* Given records:
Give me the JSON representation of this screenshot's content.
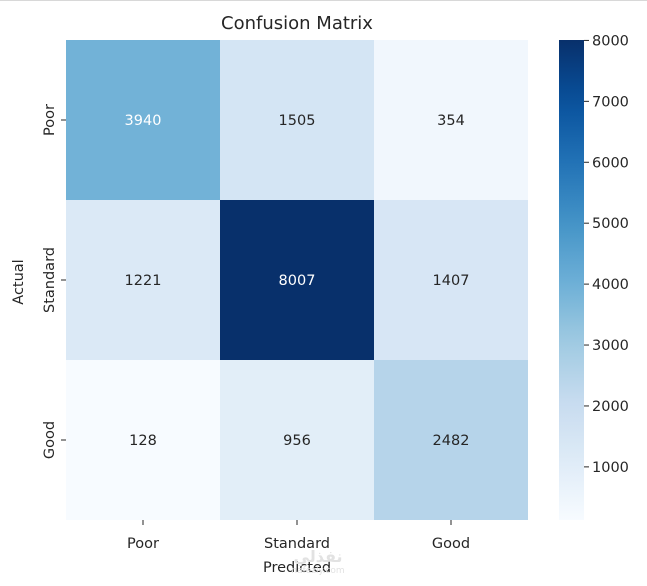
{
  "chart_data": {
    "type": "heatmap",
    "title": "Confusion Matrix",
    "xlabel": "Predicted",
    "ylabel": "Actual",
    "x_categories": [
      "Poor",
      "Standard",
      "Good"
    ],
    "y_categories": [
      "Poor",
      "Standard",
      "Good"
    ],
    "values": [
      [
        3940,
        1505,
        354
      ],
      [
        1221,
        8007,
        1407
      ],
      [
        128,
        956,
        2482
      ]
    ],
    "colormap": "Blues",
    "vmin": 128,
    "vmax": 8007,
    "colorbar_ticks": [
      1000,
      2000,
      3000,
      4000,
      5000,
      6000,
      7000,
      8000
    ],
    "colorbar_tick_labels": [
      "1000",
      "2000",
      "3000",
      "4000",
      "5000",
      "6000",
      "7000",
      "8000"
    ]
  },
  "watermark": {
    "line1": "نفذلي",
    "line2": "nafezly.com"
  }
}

* Request:
Pictures are not part of the copy; reproduce everything else in the records exactly.

* Result:
Give me the JSON representation of this screenshot's content.
{
  "chart_data": {
    "type": "heatmap",
    "title": "Confusion Matrix",
    "xlabel": "Predicted",
    "ylabel": "Actual",
    "x_categories": [
      "Poor",
      "Standard",
      "Good"
    ],
    "y_categories": [
      "Poor",
      "Standard",
      "Good"
    ],
    "values": [
      [
        3940,
        1505,
        354
      ],
      [
        1221,
        8007,
        1407
      ],
      [
        128,
        956,
        2482
      ]
    ],
    "colormap": "Blues",
    "vmin": 128,
    "vmax": 8007,
    "colorbar_ticks": [
      1000,
      2000,
      3000,
      4000,
      5000,
      6000,
      7000,
      8000
    ],
    "colorbar_tick_labels": [
      "1000",
      "2000",
      "3000",
      "4000",
      "5000",
      "6000",
      "7000",
      "8000"
    ]
  },
  "watermark": {
    "line1": "نفذلي",
    "line2": "nafezly.com"
  }
}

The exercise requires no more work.